• _Activity_
The records are to be copied exactly and in full.

• _The data_
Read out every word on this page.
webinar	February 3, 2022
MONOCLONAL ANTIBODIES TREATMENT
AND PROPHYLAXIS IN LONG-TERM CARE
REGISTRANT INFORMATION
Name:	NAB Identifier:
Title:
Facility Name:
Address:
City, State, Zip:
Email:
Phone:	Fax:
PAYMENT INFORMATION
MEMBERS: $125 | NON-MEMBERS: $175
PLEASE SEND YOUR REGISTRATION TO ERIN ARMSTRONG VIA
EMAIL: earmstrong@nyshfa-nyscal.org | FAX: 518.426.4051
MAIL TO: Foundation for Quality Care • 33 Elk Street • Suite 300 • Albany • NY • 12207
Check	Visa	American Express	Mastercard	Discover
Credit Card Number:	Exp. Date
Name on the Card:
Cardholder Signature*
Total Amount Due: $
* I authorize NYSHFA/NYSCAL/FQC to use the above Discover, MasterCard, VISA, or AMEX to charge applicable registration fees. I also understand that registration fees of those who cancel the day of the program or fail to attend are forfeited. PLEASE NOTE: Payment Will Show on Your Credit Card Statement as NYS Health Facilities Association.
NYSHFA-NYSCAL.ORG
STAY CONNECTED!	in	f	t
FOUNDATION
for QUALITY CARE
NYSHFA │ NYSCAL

• _Output for this task_
Read out every word on this page.
webinar	February 3, 2022
MONOCLONAL ANTIBODIES TREATMENT
AND PROPHYLAXIS IN LONG-TERM CARE
REGISTRANT INFORMATION
Name:	NAB Identifier:
Title:
Facility Name:
Address:
City, State, Zip:
Email:
Phone:	Fax:
PAYMENT INFORMATION
MEMBERS: $125 | NON-MEMBERS: $175
PLEASE SEND YOUR REGISTRATION TO ERIN ARMSTRONG VIA
EMAIL: earmstrong@nyshfa-nyscal.org | FAX: 518.426.4051
MAIL TO: Foundation for Quality Care • 33 Elk Street • Suite 300 • Albany • NY • 12207
Check	Visa	American Express	Mastercard	Discover
Credit Card Number:	Exp. Date
Name on the Card:
Cardholder Signature*
Total Amount Due: $
* I authorize NYSHFA/NYSCAL/FQC to use the above Discover, MasterCard, VISA, or AMEX to charge applicable registration fees. I also understand that registration fees of those who cancel the day of the program or fail to attend are forfeited. PLEASE NOTE: Payment Will Show on Your Credit Card Statement as NYS Health Facilities Association.
NYSHFA-NYSCAL.ORG
STAY CONNECTED!	in	f	t
FOUNDATION
for QUALITY CARE
NYSHFA │ NYSCAL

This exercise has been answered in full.